Instruction
Where does the string "size" appear? Copy every line of the entries below that holds it.
begin Material for this task
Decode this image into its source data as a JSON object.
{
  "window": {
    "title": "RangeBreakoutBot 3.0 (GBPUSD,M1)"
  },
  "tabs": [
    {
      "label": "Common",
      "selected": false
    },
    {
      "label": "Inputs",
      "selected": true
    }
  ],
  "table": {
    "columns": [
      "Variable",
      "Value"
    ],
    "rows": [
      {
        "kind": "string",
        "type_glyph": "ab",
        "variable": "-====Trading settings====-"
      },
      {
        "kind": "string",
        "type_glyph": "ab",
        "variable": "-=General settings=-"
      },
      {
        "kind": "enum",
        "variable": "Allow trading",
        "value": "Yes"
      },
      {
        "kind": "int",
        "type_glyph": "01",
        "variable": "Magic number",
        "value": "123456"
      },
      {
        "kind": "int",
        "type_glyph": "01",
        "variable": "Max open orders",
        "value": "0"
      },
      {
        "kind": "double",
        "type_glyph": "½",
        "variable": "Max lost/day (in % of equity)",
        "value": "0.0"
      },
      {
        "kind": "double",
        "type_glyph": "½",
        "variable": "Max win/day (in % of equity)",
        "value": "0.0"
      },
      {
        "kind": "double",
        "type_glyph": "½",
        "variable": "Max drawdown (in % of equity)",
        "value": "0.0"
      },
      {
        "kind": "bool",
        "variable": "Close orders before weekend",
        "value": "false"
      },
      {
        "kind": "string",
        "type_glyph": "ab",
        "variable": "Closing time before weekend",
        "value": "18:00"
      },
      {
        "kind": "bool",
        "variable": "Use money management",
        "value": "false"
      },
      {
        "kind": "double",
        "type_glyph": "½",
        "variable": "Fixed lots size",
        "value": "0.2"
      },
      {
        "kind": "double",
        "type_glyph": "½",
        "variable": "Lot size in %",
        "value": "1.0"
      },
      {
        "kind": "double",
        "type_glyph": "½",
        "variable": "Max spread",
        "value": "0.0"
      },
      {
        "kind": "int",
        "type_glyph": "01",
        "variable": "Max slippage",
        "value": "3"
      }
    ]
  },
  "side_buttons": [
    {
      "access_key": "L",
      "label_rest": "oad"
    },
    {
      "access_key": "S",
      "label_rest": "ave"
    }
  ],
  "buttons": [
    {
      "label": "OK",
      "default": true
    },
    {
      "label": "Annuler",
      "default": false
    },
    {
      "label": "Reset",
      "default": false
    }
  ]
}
end Material for this task
The reply
        "variable": "Fixed lots size",
        "variable": "Lot size in %",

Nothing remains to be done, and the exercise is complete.